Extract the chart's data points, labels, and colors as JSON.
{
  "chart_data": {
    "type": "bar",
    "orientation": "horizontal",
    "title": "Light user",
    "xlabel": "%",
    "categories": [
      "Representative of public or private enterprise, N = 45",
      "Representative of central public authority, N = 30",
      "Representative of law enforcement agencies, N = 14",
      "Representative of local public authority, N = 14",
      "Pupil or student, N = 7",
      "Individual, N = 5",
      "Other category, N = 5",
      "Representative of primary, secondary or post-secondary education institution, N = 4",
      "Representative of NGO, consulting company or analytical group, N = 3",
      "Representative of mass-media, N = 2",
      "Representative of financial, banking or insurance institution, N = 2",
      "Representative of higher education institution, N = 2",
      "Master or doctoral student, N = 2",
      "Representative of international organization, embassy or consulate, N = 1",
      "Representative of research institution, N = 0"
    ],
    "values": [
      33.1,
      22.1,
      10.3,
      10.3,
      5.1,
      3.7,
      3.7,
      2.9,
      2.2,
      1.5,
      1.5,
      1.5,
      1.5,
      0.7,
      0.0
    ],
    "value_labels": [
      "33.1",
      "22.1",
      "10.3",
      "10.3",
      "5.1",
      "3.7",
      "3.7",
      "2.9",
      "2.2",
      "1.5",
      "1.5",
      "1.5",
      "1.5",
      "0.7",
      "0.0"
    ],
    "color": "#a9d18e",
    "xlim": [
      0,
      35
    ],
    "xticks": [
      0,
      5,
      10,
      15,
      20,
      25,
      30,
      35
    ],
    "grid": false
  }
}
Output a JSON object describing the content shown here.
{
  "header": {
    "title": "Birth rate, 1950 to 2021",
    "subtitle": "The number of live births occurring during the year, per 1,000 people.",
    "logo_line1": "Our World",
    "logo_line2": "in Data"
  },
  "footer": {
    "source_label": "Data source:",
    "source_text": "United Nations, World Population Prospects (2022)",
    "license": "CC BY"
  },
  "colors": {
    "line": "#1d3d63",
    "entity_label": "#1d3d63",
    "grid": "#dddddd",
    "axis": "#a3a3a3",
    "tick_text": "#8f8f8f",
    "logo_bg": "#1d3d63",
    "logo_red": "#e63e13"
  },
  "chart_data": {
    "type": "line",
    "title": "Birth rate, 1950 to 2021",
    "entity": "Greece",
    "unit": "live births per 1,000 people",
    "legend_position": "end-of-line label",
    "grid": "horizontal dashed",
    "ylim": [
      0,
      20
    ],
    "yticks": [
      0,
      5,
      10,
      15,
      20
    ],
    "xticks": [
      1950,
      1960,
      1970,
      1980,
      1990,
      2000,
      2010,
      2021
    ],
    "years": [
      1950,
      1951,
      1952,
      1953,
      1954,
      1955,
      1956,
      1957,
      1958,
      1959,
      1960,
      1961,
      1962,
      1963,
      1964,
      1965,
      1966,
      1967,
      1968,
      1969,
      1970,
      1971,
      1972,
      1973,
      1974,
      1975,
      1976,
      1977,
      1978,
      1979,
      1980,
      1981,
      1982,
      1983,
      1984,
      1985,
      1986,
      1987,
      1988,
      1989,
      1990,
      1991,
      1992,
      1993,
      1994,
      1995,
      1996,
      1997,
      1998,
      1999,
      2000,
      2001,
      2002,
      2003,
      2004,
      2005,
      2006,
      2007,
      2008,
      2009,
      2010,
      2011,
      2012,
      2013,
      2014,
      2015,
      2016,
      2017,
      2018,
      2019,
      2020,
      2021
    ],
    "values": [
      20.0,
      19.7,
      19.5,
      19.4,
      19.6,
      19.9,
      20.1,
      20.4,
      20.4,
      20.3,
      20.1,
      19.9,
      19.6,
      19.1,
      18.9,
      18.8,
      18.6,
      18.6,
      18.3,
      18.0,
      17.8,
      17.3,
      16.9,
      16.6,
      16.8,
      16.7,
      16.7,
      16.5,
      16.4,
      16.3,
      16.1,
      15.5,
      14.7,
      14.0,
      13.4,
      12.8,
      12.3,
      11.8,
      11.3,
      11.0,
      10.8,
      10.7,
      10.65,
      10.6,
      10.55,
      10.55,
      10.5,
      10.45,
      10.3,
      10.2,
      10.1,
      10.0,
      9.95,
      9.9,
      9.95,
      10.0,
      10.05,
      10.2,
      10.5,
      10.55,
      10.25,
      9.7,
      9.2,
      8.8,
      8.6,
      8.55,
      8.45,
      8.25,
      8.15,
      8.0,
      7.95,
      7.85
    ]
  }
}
□ □ □ □
» **Short exercise**
Please repeat all the records above exactly as they appear.

» **Written solution**
Extract the chart's data points, labels, and colors as JSON.
{
  "chart_data": {
    "type": "bar",
    "orientation": "horizontal",
    "title": "Light user",
    "xlabel": "%",
    "categories": [
      "Representative of public or private enterprise, N = 45",
      "Representative of central public authority, N = 30",
      "Representative of law enforcement agencies, N = 14",
      "Representative of local public authority, N = 14",
      "Pupil or student, N = 7",
      "Individual, N = 5",
      "Other category, N = 5",
      "Representative of primary, secondary or post-secondary education institution, N = 4",
      "Representative of NGO, consulting company or analytical group, N = 3",
      "Representative of mass-media, N = 2",
      "Representative of financial, banking or insurance institution, N = 2",
      "Representative of higher education institution, N = 2",
      "Master or doctoral student, N = 2",
      "Representative of international organization, embassy or consulate, N = 1",
      "Representative of research institution, N = 0"
    ],
    "values": [
      33.1,
      22.1,
      10.3,
      10.3,
      5.1,
      3.7,
      3.7,
      2.9,
      2.2,
      1.5,
      1.5,
      1.5,
      1.5,
      0.7,
      0.0
    ],
    "value_labels": [
      "33.1",
      "22.1",
      "10.3",
      "10.3",
      "5.1",
      "3.7",
      "3.7",
      "2.9",
      "2.2",
      "1.5",
      "1.5",
      "1.5",
      "1.5",
      "0.7",
      "0.0"
    ],
    "color": "#a9d18e",
    "xlim": [
      0,
      35
    ],
    "xticks": [
      0,
      5,
      10,
      15,
      20,
      25,
      30,
      35
    ],
    "grid": false
  }
}
Output a JSON object describing the content shown here.
{
  "header": {
    "title": "Birth rate, 1950 to 2021",
    "subtitle": "The number of live births occurring during the year, per 1,000 people.",
    "logo_line1": "Our World",
    "logo_line2": "in Data"
  },
  "footer": {
    "source_label": "Data source:",
    "source_text": "United Nations, World Population Prospects (2022)",
    "license": "CC BY"
  },
  "colors": {
    "line": "#1d3d63",
    "entity_label": "#1d3d63",
    "grid": "#dddddd",
    "axis": "#a3a3a3",
    "tick_text": "#8f8f8f",
    "logo_bg": "#1d3d63",
    "logo_red": "#e63e13"
  },
  "chart_data": {
    "type": "line",
    "title": "Birth rate, 1950 to 2021",
    "entity": "Greece",
    "unit": "live births per 1,000 people",
    "legend_position": "end-of-line label",
    "grid": "horizontal dashed",
    "ylim": [
      0,
      20
    ],
    "yticks": [
      0,
      5,
      10,
      15,
      20
    ],
    "xticks": [
      1950,
      1960,
      1970,
      1980,
      1990,
      2000,
      2010,
      2021
    ],
    "years": [
      1950,
      1951,
      1952,
      1953,
      1954,
      1955,
      1956,
      1957,
      1958,
      1959,
      1960,
      1961,
      1962,
      1963,
      1964,
      1965,
      1966,
      1967,
      1968,
      1969,
      1970,
      1971,
      1972,
      1973,
      1974,
      1975,
      1976,
      1977,
      1978,
      1979,
      1980,
      1981,
      1982,
      1983,
      1984,
      1985,
      1986,
      1987,
      1988,
      1989,
      1990,
      1991,
      1992,
      1993,
      1994,
      1995,
      1996,
      1997,
      1998,
      1999,
      2000,
      2001,
      2002,
      2003,
      2004,
      2005,
      2006,
      2007,
      2008,
      2009,
      2010,
      2011,
      2012,
      2013,
      2014,
      2015,
      2016,
      2017,
      2018,
      2019,
      2020,
      2021
    ],
    "values": [
      20.0,
      19.7,
      19.5,
      19.4,
      19.6,
      19.9,
      20.1,
      20.4,
      20.4,
      20.3,
      20.1,
      19.9,
      19.6,
      19.1,
      18.9,
      18.8,
      18.6,
      18.6,
      18.3,
      18.0,
      17.8,
      17.3,
      16.9,
      16.6,
      16.8,
      16.7,
      16.7,
      16.5,
      16.4,
      16.3,
      16.1,
      15.5,
      14.7,
      14.0,
      13.4,
      12.8,
      12.3,
      11.8,
      11.3,
      11.0,
      10.8,
      10.7,
      10.65,
      10.6,
      10.55,
      10.55,
      10.5,
      10.45,
      10.3,
      10.2,
      10.1,
      10.0,
      9.95,
      9.9,
      9.95,
      10.0,
      10.05,
      10.2,
      10.5,
      10.55,
      10.25,
      9.7,
      9.2,
      8.8,
      8.6,
      8.55,
      8.45,
      8.25,
      8.15,
      8.0,
      7.95,
      7.85
    ]
  }
}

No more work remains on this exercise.